EXTRAIT DU TEXTE –
+-------+

Psychose et culture vampirique
Sur fond de psychose, la culture vampirique peut apporter des éléments constitutifs du délire schizophrénique jusqu'à provoquer le vampirisme clinique. C'est le cas du patient meurtrier James Riva, qui dès l'âge de 13 ans, développa une fascination excessive vis-à-vis du mythe des vampires. Avec son développement, cette admiration s'est transformée peu à peu en éléments délirants lui faisant croire que sa grand-mère, bien qu'en chaise roulante, attendait la nuit qu'il sommeille, pour lui voler son sang. Il se mit à manger de plus en plus de nourriture sanguinolente, puis s'attaqua directement à des animaux vivants. En avril 1980, il tua sa grand mère par balles, sur ordre d'une " voix " qu'il attribuait à un vampire, et consomma son sang. Dans son délire, il pensait qu'il existe de nombreux vampires, et espérait en devenir un. Pour faire partie de leur groupe, il devait alors tuer quelqu'un et boire son sang.
Le mélange des genres
Désormais, le mythe du vampire est devenu partie intégrante de notre culture. Aussi, les liens qu'il entretient avec les comportements réels de meurtriers ou de patients, ou simplement d'admirateurs, se consolident ; culture, médias et individus s'influencent mutuellement. Le pouvoir des croyances se rencontre par ailleurs dans des situations inverses à celle du vampire tueur : Kirk Palmer, du Colorado, tira sur Antonia Vierira parce qu'il était convaincu que son amie était une vampire !
Si l'on remarque une recrudescence des "meurtriers vampires" c'est avant tout grâce à la confusion des genres : cannibalisme, sadisme, nécrophilie, nécrosadisme, sont autant de raisons de qualifier de vampire tout auteur d'agression brutale et spectaculaire, tout meurtrier en série dont le modus operandi consisterait en une utilisation du sang ou de la chair de ses victimes, de quelque façon que ce soit. Or, ainsi que le souligne Herschel Prins, le vampirisme clinique semble se démarquer de ces pratiques dans le sens où il constitue une entité clinique, certes souvent co-morbide à d'autres comportements paraphiles, mais qui se suffit à elle-même et peut donc se trouver indépendamment de ces autres comportements, se caractérise par une évolution et un tableau clinique systématique.

+-------+

DONNÉES FOURNIES –
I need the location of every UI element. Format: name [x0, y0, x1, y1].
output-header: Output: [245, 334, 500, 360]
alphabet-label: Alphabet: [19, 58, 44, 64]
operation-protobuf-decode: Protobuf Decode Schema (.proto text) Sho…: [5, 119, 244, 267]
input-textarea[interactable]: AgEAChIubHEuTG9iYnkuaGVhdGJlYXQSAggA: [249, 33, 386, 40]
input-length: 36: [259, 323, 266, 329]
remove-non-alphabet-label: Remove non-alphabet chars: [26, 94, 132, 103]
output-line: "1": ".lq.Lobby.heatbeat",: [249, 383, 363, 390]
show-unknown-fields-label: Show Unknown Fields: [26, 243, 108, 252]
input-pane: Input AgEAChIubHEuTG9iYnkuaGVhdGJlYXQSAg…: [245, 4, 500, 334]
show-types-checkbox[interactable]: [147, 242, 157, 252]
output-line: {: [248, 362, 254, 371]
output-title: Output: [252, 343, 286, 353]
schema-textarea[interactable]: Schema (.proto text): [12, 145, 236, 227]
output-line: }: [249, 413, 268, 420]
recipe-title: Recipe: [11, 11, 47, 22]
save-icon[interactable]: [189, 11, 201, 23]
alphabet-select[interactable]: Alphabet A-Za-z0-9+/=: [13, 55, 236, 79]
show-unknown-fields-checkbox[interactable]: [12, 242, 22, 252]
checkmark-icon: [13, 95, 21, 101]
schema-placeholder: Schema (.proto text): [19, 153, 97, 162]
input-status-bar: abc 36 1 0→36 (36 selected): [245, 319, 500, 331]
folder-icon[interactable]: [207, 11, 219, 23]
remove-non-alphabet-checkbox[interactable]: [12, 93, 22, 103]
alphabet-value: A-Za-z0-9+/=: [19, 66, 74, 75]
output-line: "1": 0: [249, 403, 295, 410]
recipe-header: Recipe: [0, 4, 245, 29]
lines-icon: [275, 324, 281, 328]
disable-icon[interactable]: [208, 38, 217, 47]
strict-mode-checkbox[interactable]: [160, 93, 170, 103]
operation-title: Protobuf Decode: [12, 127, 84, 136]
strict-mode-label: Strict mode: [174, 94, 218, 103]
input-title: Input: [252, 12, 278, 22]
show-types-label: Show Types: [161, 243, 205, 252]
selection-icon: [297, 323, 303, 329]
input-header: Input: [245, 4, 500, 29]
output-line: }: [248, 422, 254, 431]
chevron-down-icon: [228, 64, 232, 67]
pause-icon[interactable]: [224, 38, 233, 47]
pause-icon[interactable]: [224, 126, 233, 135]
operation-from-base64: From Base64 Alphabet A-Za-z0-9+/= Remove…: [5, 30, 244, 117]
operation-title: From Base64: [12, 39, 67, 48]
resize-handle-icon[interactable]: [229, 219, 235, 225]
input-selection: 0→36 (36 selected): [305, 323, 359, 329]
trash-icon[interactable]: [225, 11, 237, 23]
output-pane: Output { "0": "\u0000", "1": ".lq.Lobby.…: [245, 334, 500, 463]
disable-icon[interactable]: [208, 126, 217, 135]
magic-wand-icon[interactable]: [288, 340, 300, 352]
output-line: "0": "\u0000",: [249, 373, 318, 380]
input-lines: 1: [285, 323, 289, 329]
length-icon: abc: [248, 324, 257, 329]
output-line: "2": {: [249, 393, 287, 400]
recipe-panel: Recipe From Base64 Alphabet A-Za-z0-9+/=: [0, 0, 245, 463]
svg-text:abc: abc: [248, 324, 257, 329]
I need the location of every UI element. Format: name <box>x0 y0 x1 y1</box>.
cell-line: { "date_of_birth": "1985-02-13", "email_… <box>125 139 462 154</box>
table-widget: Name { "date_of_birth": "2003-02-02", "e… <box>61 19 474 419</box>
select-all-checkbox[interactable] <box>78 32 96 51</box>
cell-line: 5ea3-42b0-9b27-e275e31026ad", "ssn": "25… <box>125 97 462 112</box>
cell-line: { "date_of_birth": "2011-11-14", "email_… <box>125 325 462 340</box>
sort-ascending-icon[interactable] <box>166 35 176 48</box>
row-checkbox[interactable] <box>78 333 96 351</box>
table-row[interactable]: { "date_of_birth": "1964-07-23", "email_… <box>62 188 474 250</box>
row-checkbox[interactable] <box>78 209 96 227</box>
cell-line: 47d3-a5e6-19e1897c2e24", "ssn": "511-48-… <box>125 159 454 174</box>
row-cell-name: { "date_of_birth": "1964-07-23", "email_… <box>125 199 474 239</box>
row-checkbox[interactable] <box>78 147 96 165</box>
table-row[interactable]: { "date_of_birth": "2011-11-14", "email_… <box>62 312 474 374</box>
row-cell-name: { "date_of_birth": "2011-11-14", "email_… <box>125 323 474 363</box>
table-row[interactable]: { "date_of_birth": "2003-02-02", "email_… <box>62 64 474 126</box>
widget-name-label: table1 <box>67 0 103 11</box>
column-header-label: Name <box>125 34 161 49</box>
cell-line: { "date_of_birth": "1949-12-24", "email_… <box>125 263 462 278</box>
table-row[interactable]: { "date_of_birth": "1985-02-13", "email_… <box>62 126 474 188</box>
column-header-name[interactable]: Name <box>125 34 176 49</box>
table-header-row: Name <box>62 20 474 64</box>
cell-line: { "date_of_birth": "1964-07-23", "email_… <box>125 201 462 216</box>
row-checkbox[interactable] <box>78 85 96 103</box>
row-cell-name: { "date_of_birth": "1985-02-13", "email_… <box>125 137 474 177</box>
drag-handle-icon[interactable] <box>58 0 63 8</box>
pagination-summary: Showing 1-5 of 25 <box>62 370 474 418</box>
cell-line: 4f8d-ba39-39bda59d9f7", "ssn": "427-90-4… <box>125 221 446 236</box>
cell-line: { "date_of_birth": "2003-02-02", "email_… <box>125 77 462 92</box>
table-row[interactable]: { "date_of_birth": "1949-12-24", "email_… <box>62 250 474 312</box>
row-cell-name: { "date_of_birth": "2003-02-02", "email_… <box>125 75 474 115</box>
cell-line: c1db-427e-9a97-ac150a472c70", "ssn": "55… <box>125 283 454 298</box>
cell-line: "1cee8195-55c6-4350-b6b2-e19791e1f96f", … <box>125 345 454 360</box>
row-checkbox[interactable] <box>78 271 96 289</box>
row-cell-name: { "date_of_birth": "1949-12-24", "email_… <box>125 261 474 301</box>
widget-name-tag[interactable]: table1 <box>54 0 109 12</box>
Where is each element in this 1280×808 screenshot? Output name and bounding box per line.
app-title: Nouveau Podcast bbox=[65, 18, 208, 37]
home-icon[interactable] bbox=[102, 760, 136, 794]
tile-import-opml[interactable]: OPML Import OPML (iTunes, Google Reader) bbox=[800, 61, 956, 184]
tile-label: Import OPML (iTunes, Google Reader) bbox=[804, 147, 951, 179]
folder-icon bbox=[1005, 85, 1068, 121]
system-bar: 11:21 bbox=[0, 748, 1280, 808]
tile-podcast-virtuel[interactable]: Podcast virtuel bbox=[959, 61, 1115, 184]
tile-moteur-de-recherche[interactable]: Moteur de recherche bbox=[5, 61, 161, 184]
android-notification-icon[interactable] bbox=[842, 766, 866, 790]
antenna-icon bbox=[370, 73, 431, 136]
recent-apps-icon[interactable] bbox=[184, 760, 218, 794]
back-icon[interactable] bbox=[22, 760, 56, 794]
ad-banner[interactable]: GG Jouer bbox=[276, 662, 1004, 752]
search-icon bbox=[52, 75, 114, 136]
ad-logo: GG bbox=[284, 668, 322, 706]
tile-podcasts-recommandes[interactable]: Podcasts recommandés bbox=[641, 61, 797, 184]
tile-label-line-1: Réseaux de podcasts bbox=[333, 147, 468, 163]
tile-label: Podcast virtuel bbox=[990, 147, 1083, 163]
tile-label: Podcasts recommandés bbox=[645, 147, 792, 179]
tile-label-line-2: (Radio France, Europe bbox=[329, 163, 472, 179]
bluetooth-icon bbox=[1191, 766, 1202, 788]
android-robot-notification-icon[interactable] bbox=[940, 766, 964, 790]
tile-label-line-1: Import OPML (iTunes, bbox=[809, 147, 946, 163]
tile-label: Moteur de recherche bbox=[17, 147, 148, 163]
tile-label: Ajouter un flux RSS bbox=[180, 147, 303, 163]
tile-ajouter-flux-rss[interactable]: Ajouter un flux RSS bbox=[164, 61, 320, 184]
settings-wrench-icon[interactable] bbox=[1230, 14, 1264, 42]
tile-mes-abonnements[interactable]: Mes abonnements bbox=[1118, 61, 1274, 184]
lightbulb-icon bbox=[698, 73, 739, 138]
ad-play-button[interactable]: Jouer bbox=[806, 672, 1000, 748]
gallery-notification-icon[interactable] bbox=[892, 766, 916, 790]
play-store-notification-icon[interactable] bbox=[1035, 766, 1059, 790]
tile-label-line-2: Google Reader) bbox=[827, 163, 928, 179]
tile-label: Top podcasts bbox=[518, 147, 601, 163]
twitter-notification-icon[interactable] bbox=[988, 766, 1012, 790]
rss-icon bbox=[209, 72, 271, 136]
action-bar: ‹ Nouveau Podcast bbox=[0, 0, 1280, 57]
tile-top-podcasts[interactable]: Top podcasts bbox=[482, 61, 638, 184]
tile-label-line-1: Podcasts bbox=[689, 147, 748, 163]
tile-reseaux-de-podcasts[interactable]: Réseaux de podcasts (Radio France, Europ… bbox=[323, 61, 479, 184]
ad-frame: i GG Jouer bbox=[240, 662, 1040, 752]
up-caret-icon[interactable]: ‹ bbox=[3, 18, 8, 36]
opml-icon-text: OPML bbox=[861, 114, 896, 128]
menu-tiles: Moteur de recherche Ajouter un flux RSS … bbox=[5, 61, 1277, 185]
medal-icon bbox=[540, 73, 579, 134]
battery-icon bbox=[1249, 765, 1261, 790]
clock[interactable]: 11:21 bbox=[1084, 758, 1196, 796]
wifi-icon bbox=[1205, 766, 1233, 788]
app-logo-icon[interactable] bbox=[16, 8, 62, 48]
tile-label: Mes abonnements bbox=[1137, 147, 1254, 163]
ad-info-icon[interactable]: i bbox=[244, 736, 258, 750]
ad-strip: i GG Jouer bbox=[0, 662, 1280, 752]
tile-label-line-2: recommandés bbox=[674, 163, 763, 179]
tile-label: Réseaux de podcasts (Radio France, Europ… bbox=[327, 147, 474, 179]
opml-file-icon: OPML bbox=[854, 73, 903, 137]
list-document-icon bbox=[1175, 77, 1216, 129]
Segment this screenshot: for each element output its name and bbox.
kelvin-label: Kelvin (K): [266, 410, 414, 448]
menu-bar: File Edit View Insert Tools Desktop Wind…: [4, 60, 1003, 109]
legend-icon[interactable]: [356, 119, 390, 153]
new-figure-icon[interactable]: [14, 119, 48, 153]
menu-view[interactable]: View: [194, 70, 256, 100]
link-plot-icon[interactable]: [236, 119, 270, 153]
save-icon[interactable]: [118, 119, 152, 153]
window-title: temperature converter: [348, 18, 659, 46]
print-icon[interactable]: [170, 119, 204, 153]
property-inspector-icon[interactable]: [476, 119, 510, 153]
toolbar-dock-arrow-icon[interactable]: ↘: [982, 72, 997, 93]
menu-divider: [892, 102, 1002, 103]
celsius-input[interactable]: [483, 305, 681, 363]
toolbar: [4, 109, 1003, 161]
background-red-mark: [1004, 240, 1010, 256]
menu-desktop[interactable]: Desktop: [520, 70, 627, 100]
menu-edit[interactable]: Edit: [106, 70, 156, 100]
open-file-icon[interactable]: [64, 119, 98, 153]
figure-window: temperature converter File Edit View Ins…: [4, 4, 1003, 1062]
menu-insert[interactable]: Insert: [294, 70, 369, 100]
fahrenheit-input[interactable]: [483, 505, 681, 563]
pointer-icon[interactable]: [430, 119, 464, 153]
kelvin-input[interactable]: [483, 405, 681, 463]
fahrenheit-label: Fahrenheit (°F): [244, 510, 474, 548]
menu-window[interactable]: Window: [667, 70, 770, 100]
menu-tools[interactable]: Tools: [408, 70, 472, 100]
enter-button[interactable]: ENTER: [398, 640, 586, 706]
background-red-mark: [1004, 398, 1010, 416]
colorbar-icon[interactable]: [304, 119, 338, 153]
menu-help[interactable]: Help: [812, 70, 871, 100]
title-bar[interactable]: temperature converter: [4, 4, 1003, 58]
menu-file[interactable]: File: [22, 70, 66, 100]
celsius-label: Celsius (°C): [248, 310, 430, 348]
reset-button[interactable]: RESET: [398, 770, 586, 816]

+-------+

PROBLÈMES À RÉSOUDRE –
1. Répondez à ces questions sur l'extrait consacré au vampirisme clinique :
(a) À quel âge James Riva se mit-il à être fasciné par le mythe des vampires ?
(b) En quel mois et quelle année tua-t-il sa grand-mère ?
(c) Sur qui Kirk Palmer tira-t-il ?
2. Transcrivez le passage de l'extrait sur le vampirisme clinique compris entre « Le mélange des » et « une vampire ! », ces deux passages inclus.
Les données ne sont d'aucune utilité ici.

EXERCICES RÉSOLUS –
1.
(a) À 13 ans.
(b) En avril 1980.
(c) Sur Antonia Vierira.

2.
Le mélange des genres
Désormais, le mythe du vampire est devenu partie intégrante de notre culture. Aussi, les liens qu'il entretient avec les comportements réels de meurtriers ou de patients, ou simplement d'admirateurs, se consolident ; culture, médias et individus s'influencent mutuellement. Le pouvoir des croyances se rencontre par ailleurs dans des situations inverses à celle du vampire tueur : Kirk Palmer, du Colorado, tira sur Antonia Vierira parce qu'il était convaincu que son amie était une vampire !